:: GIVEN INSTRUCTION ::
Locate all lines in the data below that hold "name" and show them.

:: INPUT RECORDS ::
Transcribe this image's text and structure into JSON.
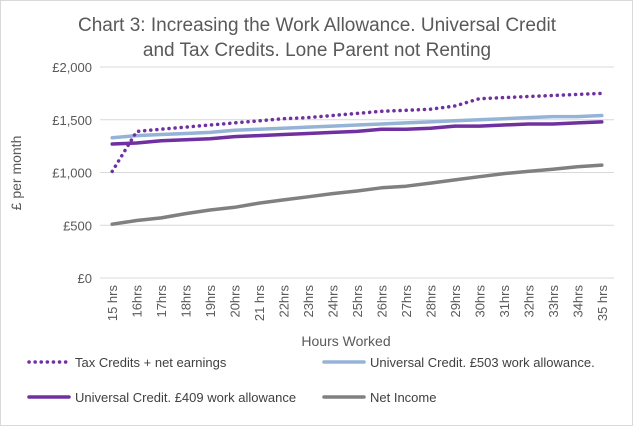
{
  "chart_data": {
    "type": "line",
    "title_lines": [
      "Chart 3: Increasing the Work Allowance.  Universal Credit",
      "and Tax Credits.  Lone Parent not Renting"
    ],
    "xlabel": "Hours Worked",
    "ylabel": "£ per month",
    "ylim": [
      0,
      2000
    ],
    "y_ticks": [
      0,
      500,
      1000,
      1500,
      2000
    ],
    "y_tick_labels": [
      "£0",
      "£500",
      "£1,000",
      "£1,500",
      "£2,000"
    ],
    "grid": true,
    "legend_position": "bottom",
    "categories": [
      "15 hrs",
      "16hrs",
      "17hrs",
      "18hrs",
      "19hrs",
      "20hrs",
      "21 hrs",
      "22hrs",
      "23hrs",
      "24hrs",
      "25hrs",
      "26hrs",
      "27hrs",
      "28hrs",
      "29hrs",
      "30hrs",
      "31hrs",
      "32hrs",
      "33hrs",
      "34hrs",
      "35 hrs"
    ],
    "series": [
      {
        "name": "Tax Credits + net earnings",
        "color": "#7030a0",
        "style": "dotted",
        "values": [
          1010,
          1390,
          1410,
          1430,
          1450,
          1470,
          1490,
          1510,
          1520,
          1540,
          1560,
          1580,
          1590,
          1600,
          1630,
          1700,
          1710,
          1720,
          1730,
          1740,
          1750
        ]
      },
      {
        "name": "Universal Credit.  £503 work allowance.",
        "color": "#95b3d7",
        "style": "solid",
        "values": [
          1330,
          1350,
          1360,
          1370,
          1380,
          1400,
          1410,
          1420,
          1430,
          1440,
          1450,
          1460,
          1470,
          1480,
          1490,
          1500,
          1510,
          1520,
          1530,
          1530,
          1540
        ]
      },
      {
        "name": "Universal Credit. £409 work allowance",
        "color": "#7030a0",
        "style": "solid",
        "values": [
          1270,
          1280,
          1300,
          1310,
          1320,
          1340,
          1350,
          1360,
          1370,
          1380,
          1390,
          1410,
          1410,
          1420,
          1440,
          1440,
          1450,
          1460,
          1460,
          1470,
          1480
        ]
      },
      {
        "name": "Net Income",
        "color": "#808080",
        "style": "solid",
        "values": [
          510,
          545,
          570,
          610,
          645,
          670,
          710,
          740,
          770,
          800,
          825,
          855,
          870,
          900,
          930,
          960,
          990,
          1010,
          1030,
          1055,
          1070
        ]
      }
    ]
  }
}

:: COMPLETED TASK ::
        "name": "Tax Credits + net earnings",
        "name": "Universal Credit.  £503 work allowance.",
        "name": "Universal Credit. £409 work allowance",
        "name": "Net Income",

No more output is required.